EXERCISE INSTRUCTIONS: From the listing below, pick out each line with the word "εκάστοτε".

ITEMS:
=====
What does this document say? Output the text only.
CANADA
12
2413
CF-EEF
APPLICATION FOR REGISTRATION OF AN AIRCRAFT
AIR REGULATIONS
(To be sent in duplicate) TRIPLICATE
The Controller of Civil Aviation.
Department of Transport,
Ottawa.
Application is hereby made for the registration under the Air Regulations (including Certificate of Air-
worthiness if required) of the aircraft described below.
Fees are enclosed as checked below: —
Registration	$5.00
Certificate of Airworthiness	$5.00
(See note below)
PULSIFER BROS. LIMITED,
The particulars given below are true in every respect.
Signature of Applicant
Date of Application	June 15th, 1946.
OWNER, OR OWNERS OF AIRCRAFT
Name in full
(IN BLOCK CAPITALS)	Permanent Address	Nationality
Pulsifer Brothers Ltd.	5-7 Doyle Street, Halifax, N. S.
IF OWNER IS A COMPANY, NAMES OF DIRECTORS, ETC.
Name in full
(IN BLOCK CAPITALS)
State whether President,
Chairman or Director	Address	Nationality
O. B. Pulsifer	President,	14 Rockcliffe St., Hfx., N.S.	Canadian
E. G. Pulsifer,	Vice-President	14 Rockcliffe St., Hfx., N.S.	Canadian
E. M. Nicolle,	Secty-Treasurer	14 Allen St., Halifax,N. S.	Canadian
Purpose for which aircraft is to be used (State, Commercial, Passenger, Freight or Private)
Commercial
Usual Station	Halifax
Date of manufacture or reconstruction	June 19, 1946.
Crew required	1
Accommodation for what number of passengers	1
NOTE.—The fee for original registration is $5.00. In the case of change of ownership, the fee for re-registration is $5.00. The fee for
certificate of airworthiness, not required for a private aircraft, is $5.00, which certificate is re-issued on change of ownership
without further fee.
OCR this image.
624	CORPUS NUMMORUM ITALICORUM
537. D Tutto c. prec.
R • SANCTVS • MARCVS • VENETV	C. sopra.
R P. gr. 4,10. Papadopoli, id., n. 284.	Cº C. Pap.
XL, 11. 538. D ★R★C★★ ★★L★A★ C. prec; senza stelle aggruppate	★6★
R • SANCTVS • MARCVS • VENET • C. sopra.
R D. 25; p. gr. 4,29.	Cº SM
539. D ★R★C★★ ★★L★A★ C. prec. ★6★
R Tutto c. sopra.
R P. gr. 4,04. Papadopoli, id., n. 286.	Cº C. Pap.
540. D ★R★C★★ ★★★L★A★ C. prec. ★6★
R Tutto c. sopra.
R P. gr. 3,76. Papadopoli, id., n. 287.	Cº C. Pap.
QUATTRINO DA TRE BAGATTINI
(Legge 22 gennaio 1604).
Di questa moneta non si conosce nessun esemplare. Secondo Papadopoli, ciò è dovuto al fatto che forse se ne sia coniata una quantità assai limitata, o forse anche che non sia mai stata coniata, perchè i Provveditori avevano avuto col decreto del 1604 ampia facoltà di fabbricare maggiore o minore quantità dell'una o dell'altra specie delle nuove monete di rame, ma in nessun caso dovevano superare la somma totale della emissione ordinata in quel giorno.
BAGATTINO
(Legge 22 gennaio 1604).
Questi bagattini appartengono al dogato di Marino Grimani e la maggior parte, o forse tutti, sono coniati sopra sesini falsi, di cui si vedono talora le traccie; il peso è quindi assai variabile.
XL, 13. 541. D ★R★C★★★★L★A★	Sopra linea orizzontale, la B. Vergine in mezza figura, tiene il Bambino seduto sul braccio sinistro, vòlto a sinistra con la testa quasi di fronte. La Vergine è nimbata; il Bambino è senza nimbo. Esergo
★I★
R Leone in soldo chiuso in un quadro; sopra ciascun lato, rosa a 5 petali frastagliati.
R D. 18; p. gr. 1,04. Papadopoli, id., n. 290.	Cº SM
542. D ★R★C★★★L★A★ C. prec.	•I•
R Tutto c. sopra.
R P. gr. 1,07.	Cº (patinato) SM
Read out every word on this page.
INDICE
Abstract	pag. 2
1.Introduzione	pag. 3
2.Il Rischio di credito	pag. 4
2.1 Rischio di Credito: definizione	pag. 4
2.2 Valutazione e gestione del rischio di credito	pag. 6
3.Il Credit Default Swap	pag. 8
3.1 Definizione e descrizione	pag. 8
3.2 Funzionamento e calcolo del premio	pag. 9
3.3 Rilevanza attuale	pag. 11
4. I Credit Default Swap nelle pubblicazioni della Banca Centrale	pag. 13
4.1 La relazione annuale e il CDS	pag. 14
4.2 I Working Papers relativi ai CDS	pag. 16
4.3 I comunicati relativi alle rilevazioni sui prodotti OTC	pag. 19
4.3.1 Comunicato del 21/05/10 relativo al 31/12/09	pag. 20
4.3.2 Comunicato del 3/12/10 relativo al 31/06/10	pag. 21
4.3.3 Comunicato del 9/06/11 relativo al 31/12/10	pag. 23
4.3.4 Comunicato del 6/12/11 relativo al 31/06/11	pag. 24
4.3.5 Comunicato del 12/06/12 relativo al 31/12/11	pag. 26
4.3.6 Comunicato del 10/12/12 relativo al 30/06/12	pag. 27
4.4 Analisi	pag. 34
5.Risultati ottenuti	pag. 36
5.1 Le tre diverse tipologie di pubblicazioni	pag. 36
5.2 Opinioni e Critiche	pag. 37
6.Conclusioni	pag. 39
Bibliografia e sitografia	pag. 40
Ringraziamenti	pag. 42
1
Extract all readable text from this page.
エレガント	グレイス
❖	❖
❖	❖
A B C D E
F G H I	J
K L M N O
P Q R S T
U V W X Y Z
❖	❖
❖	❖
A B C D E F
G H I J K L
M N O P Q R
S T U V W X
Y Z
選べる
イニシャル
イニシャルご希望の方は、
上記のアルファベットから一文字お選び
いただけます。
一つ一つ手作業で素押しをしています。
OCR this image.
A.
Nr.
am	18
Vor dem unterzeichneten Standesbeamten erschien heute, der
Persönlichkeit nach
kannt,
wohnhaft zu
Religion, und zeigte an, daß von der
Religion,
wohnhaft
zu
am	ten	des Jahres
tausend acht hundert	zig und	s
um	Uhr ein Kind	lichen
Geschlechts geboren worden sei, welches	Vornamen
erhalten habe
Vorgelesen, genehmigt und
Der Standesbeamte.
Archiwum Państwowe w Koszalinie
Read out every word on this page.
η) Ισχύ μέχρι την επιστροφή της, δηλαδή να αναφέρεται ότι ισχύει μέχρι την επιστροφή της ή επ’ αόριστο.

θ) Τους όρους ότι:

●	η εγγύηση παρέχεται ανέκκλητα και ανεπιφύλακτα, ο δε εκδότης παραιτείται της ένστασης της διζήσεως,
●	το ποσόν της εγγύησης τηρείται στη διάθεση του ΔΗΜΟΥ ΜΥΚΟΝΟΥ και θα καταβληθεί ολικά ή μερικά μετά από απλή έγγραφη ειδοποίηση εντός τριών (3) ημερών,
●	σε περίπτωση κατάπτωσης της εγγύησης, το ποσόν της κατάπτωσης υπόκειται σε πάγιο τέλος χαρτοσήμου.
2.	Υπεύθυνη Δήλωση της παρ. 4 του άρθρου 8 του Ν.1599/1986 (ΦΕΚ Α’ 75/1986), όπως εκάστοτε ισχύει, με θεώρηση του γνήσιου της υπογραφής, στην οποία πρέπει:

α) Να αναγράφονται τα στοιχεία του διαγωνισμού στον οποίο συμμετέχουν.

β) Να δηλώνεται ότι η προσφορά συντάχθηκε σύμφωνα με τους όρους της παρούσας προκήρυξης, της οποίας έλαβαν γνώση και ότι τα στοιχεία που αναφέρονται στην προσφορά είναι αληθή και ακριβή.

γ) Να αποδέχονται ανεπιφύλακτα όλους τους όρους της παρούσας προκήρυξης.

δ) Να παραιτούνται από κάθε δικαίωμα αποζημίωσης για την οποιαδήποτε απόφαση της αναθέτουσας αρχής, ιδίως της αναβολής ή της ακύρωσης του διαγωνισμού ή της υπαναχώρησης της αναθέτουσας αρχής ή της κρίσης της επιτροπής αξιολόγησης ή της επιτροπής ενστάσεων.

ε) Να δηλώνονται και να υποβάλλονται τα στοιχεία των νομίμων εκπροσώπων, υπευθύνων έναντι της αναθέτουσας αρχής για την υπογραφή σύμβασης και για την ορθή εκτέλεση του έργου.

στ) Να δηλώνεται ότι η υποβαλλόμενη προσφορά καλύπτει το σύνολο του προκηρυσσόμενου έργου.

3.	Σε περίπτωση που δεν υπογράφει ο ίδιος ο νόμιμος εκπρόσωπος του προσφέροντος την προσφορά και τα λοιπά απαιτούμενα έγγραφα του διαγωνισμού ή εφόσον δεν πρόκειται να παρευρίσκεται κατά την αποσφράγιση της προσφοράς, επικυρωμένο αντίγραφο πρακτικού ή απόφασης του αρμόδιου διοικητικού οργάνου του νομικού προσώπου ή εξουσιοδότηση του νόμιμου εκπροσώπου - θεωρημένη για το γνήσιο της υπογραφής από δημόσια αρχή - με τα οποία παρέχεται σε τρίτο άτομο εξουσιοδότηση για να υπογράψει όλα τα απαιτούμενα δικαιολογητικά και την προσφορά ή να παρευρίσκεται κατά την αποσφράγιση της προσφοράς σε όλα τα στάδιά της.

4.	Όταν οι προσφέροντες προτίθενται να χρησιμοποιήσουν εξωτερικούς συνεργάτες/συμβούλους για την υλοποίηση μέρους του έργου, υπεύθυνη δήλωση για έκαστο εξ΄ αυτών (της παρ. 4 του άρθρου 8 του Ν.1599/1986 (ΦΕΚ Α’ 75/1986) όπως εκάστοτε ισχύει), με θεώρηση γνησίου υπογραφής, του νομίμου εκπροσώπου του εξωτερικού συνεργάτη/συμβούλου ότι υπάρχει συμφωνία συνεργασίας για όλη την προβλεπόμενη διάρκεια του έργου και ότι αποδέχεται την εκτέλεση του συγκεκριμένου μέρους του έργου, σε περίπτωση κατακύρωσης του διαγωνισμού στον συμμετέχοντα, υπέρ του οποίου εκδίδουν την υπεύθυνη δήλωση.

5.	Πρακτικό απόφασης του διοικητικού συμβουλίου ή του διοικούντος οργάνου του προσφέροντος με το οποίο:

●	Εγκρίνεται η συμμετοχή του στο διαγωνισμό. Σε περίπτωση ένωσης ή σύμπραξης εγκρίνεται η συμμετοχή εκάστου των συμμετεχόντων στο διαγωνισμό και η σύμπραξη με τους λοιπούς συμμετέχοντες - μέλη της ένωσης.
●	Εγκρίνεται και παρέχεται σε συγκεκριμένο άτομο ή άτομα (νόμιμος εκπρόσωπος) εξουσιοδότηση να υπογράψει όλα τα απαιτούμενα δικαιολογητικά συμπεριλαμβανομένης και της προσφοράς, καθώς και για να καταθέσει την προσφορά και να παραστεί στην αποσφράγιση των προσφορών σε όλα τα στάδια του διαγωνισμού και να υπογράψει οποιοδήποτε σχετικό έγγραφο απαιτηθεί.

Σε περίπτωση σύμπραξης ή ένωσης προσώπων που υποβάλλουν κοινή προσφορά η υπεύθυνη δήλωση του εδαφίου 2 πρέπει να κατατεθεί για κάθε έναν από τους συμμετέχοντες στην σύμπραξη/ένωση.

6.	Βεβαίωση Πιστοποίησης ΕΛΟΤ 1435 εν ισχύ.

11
=====
CORRECT ANSWER:
2.	Υπεύθυνη Δήλωση της παρ. 4 του άρθρου 8 του Ν.1599/1986 (ΦΕΚ Α’ 75/1986), όπως εκάστοτε ισχύει, με θεώρηση του γνήσιου της υπογραφής, στην οποία πρέπει:
4.	Όταν οι προσφέροντες προτίθενται να χρησιμοποιήσουν εξωτερικούς συνεργάτες/συμβούλους για την υλοποίηση μέρους του έργου, υπεύθυνη δήλωση για έκαστο εξ΄ αυτών (της παρ. 4 του άρθρου 8 του Ν.1599/1986 (ΦΕΚ Α’ 75/1986) όπως εκάστοτε ισχύει), με θεώρηση γνησίου υπογραφής, του νομίμου εκπροσώπου του εξωτερικού συνεργάτη/συμβούλου ότι υπάρχει συμφωνία συνεργασίας για όλη την προβλεπόμενη διάρκεια του έργου και ότι αποδέχεται την εκτέλεση του συγκεκριμένου μέρους του έργου, σε περίπτωση κατακύρωσης του διαγωνισμού στον συμμετέχοντα, υπέρ του οποίου εκδίδουν την υπεύθυνη δήλωση.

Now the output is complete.